### WHAT TO DO:
Go through the data below and copy it exactly, skipping every picture.
#### TASK DATA
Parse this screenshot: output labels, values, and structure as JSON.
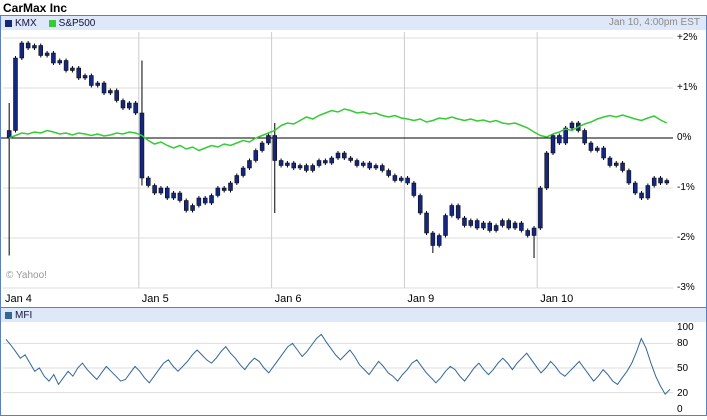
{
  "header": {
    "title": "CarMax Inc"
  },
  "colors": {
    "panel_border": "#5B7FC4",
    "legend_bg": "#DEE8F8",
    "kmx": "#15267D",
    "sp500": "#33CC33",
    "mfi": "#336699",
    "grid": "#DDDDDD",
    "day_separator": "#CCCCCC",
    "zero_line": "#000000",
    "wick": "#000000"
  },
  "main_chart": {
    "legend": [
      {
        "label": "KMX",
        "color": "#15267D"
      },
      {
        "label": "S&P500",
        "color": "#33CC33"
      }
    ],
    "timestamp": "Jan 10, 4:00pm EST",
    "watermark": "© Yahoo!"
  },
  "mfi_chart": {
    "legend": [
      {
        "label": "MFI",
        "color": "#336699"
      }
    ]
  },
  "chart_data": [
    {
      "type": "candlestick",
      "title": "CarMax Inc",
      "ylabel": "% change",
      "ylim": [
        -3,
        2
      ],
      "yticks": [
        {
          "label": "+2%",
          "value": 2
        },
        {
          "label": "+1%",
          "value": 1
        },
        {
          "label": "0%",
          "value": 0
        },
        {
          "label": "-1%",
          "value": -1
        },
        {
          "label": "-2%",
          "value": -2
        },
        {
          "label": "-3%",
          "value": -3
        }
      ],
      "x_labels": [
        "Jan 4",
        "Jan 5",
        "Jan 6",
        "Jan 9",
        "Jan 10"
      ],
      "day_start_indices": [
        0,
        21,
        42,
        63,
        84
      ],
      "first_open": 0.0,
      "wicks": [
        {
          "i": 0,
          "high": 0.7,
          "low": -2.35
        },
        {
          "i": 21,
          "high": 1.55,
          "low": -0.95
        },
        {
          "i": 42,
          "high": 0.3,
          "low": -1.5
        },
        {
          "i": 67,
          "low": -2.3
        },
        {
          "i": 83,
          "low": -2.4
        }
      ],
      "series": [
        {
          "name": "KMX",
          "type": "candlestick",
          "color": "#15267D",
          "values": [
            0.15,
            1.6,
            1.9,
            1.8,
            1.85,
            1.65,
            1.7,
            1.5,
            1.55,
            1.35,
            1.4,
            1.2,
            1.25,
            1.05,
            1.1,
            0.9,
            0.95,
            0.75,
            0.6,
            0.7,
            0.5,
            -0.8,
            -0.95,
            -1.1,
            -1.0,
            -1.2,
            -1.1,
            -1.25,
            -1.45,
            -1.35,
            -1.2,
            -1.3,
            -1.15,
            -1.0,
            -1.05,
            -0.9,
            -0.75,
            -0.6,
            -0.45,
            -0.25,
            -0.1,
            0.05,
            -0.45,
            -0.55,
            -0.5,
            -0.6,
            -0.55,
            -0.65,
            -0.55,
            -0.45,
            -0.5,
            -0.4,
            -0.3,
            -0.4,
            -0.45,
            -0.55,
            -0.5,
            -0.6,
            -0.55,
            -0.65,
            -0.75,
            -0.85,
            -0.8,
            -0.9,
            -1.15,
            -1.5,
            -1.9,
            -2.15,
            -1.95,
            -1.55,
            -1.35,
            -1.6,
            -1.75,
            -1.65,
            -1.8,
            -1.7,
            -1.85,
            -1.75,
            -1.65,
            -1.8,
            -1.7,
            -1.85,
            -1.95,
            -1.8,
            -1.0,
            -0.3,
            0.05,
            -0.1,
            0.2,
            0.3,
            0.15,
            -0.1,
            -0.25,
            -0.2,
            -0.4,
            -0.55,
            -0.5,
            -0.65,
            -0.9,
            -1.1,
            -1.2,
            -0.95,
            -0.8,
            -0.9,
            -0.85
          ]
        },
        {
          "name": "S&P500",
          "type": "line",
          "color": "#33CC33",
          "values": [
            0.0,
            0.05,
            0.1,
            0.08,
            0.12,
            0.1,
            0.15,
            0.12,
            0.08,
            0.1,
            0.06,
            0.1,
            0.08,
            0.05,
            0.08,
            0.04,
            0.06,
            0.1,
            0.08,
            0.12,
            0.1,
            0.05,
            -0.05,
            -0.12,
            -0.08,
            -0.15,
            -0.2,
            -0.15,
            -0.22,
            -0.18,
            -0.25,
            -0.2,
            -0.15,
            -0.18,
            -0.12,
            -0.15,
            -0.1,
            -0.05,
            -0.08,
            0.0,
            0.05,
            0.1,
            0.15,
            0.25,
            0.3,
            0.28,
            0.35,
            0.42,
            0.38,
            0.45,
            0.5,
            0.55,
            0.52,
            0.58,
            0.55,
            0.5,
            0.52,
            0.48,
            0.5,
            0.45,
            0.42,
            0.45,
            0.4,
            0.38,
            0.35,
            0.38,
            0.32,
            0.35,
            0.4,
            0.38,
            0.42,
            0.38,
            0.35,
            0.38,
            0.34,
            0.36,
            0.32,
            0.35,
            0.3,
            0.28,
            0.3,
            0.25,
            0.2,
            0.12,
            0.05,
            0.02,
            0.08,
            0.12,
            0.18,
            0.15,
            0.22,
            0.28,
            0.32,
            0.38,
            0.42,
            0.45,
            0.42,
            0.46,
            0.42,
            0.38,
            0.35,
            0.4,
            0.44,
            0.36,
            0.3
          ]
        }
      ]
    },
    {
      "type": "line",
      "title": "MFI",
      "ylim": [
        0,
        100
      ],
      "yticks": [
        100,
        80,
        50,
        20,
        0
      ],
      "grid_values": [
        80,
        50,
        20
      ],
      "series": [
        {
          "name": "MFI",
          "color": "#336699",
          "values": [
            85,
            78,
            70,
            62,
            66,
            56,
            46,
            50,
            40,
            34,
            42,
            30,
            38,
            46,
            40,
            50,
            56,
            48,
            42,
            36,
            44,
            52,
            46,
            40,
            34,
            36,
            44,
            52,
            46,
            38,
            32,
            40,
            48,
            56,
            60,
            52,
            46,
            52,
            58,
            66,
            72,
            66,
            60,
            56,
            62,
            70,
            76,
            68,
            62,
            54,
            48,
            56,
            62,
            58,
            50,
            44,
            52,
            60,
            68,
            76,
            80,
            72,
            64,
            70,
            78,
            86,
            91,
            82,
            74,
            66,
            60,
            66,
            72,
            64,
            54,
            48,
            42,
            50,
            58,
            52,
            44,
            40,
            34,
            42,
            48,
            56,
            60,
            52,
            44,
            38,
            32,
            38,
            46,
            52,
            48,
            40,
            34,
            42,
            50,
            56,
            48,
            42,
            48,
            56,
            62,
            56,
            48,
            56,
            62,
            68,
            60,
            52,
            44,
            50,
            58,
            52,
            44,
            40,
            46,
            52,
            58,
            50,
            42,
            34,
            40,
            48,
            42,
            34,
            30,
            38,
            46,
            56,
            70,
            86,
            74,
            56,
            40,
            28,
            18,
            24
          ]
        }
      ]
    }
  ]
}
########
### TASK OUTPUT:
Parse this screenshot: output labels, values, and structure as JSON.
{
  "header": {
    "title": "CarMax Inc"
  },
  "colors": {
    "panel_border": "#5B7FC4",
    "legend_bg": "#DEE8F8",
    "kmx": "#15267D",
    "sp500": "#33CC33",
    "mfi": "#336699",
    "grid": "#DDDDDD",
    "day_separator": "#CCCCCC",
    "zero_line": "#000000",
    "wick": "#000000"
  },
  "main_chart": {
    "legend": [
      {
        "label": "KMX",
        "color": "#15267D"
      },
      {
        "label": "S&P500",
        "color": "#33CC33"
      }
    ],
    "timestamp": "Jan 10, 4:00pm EST",
    "watermark": "© Yahoo!"
  },
  "mfi_chart": {
    "legend": [
      {
        "label": "MFI",
        "color": "#336699"
      }
    ]
  },
  "chart_data": [
    {
      "type": "candlestick",
      "title": "CarMax Inc",
      "ylabel": "% change",
      "ylim": [
        -3,
        2
      ],
      "yticks": [
        {
          "label": "+2%",
          "value": 2
        },
        {
          "label": "+1%",
          "value": 1
        },
        {
          "label": "0%",
          "value": 0
        },
        {
          "label": "-1%",
          "value": -1
        },
        {
          "label": "-2%",
          "value": -2
        },
        {
          "label": "-3%",
          "value": -3
        }
      ],
      "x_labels": [
        "Jan 4",
        "Jan 5",
        "Jan 6",
        "Jan 9",
        "Jan 10"
      ],
      "day_start_indices": [
        0,
        21,
        42,
        63,
        84
      ],
      "first_open": 0.0,
      "wicks": [
        {
          "i": 0,
          "high": 0.7,
          "low": -2.35
        },
        {
          "i": 21,
          "high": 1.55,
          "low": -0.95
        },
        {
          "i": 42,
          "high": 0.3,
          "low": -1.5
        },
        {
          "i": 67,
          "low": -2.3
        },
        {
          "i": 83,
          "low": -2.4
        }
      ],
      "series": [
        {
          "name": "KMX",
          "type": "candlestick",
          "color": "#15267D",
          "values": [
            0.15,
            1.6,
            1.9,
            1.8,
            1.85,
            1.65,
            1.7,
            1.5,
            1.55,
            1.35,
            1.4,
            1.2,
            1.25,
            1.05,
            1.1,
            0.9,
            0.95,
            0.75,
            0.6,
            0.7,
            0.5,
            -0.8,
            -0.95,
            -1.1,
            -1.0,
            -1.2,
            -1.1,
            -1.25,
            -1.45,
            -1.35,
            -1.2,
            -1.3,
            -1.15,
            -1.0,
            -1.05,
            -0.9,
            -0.75,
            -0.6,
            -0.45,
            -0.25,
            -0.1,
            0.05,
            -0.45,
            -0.55,
            -0.5,
            -0.6,
            -0.55,
            -0.65,
            -0.55,
            -0.45,
            -0.5,
            -0.4,
            -0.3,
            -0.4,
            -0.45,
            -0.55,
            -0.5,
            -0.6,
            -0.55,
            -0.65,
            -0.75,
            -0.85,
            -0.8,
            -0.9,
            -1.15,
            -1.5,
            -1.9,
            -2.15,
            -1.95,
            -1.55,
            -1.35,
            -1.6,
            -1.75,
            -1.65,
            -1.8,
            -1.7,
            -1.85,
            -1.75,
            -1.65,
            -1.8,
            -1.7,
            -1.85,
            -1.95,
            -1.8,
            -1.0,
            -0.3,
            0.05,
            -0.1,
            0.2,
            0.3,
            0.15,
            -0.1,
            -0.25,
            -0.2,
            -0.4,
            -0.55,
            -0.5,
            -0.65,
            -0.9,
            -1.1,
            -1.2,
            -0.95,
            -0.8,
            -0.9,
            -0.85
          ]
        },
        {
          "name": "S&P500",
          "type": "line",
          "color": "#33CC33",
          "values": [
            0.0,
            0.05,
            0.1,
            0.08,
            0.12,
            0.1,
            0.15,
            0.12,
            0.08,
            0.1,
            0.06,
            0.1,
            0.08,
            0.05,
            0.08,
            0.04,
            0.06,
            0.1,
            0.08,
            0.12,
            0.1,
            0.05,
            -0.05,
            -0.12,
            -0.08,
            -0.15,
            -0.2,
            -0.15,
            -0.22,
            -0.18,
            -0.25,
            -0.2,
            -0.15,
            -0.18,
            -0.12,
            -0.15,
            -0.1,
            -0.05,
            -0.08,
            0.0,
            0.05,
            0.1,
            0.15,
            0.25,
            0.3,
            0.28,
            0.35,
            0.42,
            0.38,
            0.45,
            0.5,
            0.55,
            0.52,
            0.58,
            0.55,
            0.5,
            0.52,
            0.48,
            0.5,
            0.45,
            0.42,
            0.45,
            0.4,
            0.38,
            0.35,
            0.38,
            0.32,
            0.35,
            0.4,
            0.38,
            0.42,
            0.38,
            0.35,
            0.38,
            0.34,
            0.36,
            0.32,
            0.35,
            0.3,
            0.28,
            0.3,
            0.25,
            0.2,
            0.12,
            0.05,
            0.02,
            0.08,
            0.12,
            0.18,
            0.15,
            0.22,
            0.28,
            0.32,
            0.38,
            0.42,
            0.45,
            0.42,
            0.46,
            0.42,
            0.38,
            0.35,
            0.4,
            0.44,
            0.36,
            0.3
          ]
        }
      ]
    },
    {
      "type": "line",
      "title": "MFI",
      "ylim": [
        0,
        100
      ],
      "yticks": [
        100,
        80,
        50,
        20,
        0
      ],
      "grid_values": [
        80,
        50,
        20
      ],
      "series": [
        {
          "name": "MFI",
          "color": "#336699",
          "values": [
            85,
            78,
            70,
            62,
            66,
            56,
            46,
            50,
            40,
            34,
            42,
            30,
            38,
            46,
            40,
            50,
            56,
            48,
            42,
            36,
            44,
            52,
            46,
            40,
            34,
            36,
            44,
            52,
            46,
            38,
            32,
            40,
            48,
            56,
            60,
            52,
            46,
            52,
            58,
            66,
            72,
            66,
            60,
            56,
            62,
            70,
            76,
            68,
            62,
            54,
            48,
            56,
            62,
            58,
            50,
            44,
            52,
            60,
            68,
            76,
            80,
            72,
            64,
            70,
            78,
            86,
            91,
            82,
            74,
            66,
            60,
            66,
            72,
            64,
            54,
            48,
            42,
            50,
            58,
            52,
            44,
            40,
            34,
            42,
            48,
            56,
            60,
            52,
            44,
            38,
            32,
            38,
            46,
            52,
            48,
            40,
            34,
            42,
            50,
            56,
            48,
            42,
            48,
            56,
            62,
            56,
            48,
            56,
            62,
            68,
            60,
            52,
            44,
            50,
            58,
            52,
            44,
            40,
            46,
            52,
            58,
            50,
            42,
            34,
            40,
            48,
            42,
            34,
            30,
            38,
            46,
            56,
            70,
            86,
            74,
            56,
            40,
            28,
            18,
            24
          ]
        }
      ]
    }
  ]
}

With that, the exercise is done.